Information provided:
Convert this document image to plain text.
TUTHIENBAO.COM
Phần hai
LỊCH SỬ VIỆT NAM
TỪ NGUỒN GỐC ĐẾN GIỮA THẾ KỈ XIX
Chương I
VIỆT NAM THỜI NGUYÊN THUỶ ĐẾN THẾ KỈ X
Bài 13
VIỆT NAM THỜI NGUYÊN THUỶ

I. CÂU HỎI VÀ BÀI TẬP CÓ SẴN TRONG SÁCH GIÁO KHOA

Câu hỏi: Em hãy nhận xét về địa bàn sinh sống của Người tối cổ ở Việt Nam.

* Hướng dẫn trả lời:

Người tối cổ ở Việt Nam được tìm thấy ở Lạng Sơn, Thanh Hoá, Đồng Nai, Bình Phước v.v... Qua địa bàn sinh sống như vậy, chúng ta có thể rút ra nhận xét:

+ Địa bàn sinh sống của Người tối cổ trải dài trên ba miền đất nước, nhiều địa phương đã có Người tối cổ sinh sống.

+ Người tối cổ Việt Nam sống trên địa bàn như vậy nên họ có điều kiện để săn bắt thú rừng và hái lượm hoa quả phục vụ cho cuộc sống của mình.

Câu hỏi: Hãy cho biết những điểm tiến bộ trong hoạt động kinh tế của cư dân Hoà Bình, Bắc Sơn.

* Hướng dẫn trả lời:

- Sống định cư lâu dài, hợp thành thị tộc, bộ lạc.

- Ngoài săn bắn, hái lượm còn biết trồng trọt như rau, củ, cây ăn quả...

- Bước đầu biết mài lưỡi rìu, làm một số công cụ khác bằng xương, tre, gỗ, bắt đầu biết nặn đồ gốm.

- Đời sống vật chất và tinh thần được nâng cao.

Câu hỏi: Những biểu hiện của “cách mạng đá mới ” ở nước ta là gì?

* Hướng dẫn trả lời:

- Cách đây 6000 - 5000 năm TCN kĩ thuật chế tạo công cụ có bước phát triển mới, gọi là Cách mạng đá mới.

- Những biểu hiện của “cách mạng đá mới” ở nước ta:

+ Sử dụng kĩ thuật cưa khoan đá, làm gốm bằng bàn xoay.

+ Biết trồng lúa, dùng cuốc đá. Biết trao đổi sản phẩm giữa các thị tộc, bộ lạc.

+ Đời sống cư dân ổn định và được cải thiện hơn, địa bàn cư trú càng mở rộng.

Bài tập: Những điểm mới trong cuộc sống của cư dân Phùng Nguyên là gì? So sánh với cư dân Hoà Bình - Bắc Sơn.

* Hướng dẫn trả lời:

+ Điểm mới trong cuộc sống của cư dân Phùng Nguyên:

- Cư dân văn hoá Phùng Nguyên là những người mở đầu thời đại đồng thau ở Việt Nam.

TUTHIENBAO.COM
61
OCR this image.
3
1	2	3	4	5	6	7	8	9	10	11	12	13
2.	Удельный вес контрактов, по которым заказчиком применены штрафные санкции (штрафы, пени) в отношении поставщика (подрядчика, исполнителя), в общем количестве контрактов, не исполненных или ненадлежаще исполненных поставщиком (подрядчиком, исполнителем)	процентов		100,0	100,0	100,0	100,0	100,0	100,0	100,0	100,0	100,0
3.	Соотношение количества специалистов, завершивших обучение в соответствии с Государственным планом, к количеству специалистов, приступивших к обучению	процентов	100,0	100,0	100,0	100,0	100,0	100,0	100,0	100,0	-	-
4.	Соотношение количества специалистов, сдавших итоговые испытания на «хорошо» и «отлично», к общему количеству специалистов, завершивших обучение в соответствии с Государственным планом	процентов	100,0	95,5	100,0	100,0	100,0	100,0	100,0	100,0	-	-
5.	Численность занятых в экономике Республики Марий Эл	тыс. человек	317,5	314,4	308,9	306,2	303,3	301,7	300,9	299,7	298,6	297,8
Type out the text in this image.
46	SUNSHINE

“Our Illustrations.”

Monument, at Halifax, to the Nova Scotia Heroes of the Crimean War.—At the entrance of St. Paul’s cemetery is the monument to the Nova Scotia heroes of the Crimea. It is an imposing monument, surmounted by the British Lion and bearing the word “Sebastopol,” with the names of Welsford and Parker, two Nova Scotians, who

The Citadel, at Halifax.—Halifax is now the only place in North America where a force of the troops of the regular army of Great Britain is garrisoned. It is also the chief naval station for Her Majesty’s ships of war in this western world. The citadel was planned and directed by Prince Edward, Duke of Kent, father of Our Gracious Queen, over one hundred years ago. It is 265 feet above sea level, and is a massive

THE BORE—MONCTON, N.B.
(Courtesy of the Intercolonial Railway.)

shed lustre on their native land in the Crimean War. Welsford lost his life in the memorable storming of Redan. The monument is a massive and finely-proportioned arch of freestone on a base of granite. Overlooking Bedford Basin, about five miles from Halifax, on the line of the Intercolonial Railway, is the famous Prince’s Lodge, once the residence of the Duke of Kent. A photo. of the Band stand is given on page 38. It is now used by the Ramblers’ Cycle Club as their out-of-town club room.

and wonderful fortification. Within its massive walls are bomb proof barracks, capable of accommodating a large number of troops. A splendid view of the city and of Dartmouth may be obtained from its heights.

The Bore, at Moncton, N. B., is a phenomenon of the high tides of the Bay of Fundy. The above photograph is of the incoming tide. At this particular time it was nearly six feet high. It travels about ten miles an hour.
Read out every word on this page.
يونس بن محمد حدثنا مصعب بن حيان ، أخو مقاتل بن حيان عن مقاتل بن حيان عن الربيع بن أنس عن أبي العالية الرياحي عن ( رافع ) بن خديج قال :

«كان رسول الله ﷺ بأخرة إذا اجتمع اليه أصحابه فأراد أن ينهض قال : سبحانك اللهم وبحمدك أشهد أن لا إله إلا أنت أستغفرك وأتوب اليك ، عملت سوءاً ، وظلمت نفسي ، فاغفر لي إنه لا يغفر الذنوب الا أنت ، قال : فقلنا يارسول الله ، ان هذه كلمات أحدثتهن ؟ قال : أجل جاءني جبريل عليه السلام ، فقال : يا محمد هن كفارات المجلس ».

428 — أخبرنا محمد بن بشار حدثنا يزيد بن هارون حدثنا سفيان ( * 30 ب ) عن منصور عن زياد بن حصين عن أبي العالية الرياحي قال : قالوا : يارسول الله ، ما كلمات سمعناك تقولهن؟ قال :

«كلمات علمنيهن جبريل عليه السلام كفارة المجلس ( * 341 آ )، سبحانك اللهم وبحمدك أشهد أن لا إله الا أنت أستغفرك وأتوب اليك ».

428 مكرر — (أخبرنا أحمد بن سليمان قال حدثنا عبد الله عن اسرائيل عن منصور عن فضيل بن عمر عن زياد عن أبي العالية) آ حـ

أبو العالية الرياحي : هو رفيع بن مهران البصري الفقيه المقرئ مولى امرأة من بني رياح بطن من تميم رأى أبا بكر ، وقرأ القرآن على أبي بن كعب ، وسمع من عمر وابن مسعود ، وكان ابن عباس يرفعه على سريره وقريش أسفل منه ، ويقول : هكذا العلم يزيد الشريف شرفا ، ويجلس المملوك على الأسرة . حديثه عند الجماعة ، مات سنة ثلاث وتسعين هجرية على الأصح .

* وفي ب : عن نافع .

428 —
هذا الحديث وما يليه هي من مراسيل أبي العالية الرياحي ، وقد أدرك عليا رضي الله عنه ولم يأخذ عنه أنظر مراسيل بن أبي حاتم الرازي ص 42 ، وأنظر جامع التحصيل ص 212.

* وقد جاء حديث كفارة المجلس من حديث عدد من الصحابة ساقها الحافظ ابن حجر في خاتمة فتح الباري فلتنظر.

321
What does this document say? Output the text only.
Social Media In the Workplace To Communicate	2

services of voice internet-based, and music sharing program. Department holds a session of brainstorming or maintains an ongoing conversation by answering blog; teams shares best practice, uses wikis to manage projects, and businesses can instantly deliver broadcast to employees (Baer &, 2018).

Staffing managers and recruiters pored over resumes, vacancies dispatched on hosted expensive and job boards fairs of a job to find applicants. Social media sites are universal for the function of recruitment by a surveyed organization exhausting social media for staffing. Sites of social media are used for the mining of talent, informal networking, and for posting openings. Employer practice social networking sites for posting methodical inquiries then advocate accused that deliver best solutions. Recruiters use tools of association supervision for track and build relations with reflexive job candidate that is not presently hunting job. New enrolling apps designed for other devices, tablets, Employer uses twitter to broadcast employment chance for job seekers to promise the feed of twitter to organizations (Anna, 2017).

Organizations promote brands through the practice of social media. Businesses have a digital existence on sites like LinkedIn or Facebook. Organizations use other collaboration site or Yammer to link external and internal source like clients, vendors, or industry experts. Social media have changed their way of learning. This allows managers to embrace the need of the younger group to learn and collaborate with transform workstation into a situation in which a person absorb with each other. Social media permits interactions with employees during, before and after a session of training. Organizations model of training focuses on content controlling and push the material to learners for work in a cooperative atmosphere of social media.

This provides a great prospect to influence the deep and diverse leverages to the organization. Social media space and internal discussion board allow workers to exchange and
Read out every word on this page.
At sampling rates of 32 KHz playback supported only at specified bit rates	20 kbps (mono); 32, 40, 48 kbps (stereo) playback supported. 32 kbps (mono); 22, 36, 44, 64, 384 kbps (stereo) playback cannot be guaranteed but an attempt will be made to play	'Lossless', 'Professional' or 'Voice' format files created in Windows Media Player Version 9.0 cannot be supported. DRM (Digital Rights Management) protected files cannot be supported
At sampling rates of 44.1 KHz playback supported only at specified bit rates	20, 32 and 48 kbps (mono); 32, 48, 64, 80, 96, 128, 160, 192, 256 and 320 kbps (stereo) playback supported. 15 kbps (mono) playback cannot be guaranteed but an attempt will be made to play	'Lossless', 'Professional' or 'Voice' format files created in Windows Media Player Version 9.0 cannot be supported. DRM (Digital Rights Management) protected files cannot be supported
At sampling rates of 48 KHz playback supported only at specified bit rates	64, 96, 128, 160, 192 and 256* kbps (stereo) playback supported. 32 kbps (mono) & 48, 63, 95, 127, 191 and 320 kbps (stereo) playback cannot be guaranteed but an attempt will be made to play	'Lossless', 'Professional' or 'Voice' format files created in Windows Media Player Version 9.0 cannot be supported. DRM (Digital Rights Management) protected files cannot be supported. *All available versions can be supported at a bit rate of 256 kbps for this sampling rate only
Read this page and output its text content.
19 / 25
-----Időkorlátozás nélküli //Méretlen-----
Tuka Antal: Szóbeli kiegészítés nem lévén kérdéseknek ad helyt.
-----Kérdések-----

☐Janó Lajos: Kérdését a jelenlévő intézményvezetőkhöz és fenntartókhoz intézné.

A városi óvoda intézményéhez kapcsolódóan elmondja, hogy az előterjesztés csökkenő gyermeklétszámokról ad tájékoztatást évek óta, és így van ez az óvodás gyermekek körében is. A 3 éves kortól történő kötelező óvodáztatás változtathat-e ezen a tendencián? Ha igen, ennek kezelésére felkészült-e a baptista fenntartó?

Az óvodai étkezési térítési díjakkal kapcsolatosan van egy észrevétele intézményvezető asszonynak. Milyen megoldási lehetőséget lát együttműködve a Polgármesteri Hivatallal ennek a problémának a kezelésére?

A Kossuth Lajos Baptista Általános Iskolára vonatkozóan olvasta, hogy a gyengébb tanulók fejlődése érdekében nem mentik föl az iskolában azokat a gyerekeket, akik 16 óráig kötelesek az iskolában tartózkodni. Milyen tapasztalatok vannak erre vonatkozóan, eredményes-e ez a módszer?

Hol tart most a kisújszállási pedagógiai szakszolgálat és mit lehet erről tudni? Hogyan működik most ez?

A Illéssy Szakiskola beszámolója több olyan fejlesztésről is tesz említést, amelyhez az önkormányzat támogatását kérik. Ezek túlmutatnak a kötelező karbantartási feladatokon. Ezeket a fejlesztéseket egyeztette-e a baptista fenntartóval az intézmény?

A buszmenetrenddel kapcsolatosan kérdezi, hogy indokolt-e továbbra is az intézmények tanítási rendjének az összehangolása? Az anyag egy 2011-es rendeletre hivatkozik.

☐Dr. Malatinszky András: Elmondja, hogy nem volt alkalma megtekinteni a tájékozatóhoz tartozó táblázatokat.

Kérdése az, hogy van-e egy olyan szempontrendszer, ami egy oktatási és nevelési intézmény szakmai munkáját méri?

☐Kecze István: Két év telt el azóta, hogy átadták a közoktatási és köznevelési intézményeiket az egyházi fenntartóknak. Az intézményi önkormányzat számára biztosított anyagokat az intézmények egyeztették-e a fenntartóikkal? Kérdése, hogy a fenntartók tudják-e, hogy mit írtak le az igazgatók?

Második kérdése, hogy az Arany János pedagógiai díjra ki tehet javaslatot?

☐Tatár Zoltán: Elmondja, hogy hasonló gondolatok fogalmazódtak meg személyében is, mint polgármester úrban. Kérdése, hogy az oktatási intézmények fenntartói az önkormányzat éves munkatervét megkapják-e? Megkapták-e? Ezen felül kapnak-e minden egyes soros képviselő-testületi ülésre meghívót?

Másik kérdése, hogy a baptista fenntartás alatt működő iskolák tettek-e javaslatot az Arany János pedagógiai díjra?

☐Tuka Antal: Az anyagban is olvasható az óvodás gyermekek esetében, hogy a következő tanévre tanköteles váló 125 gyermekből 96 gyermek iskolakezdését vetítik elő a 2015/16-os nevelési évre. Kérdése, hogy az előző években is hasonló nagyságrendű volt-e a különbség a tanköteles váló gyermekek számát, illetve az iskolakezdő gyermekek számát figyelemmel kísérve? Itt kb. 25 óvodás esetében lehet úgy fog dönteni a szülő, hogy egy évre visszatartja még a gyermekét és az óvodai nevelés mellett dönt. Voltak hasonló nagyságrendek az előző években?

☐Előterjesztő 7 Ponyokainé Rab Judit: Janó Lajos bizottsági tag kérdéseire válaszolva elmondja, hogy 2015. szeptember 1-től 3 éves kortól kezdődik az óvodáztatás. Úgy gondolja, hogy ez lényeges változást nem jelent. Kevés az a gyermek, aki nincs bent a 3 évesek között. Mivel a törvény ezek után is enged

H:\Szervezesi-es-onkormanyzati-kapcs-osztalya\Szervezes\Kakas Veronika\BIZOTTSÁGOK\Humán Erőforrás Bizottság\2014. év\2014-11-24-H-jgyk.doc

Problem statement:
Work out how many lines in the records above hold the string "أخبرنا", then give only that count.

Exercise result:
2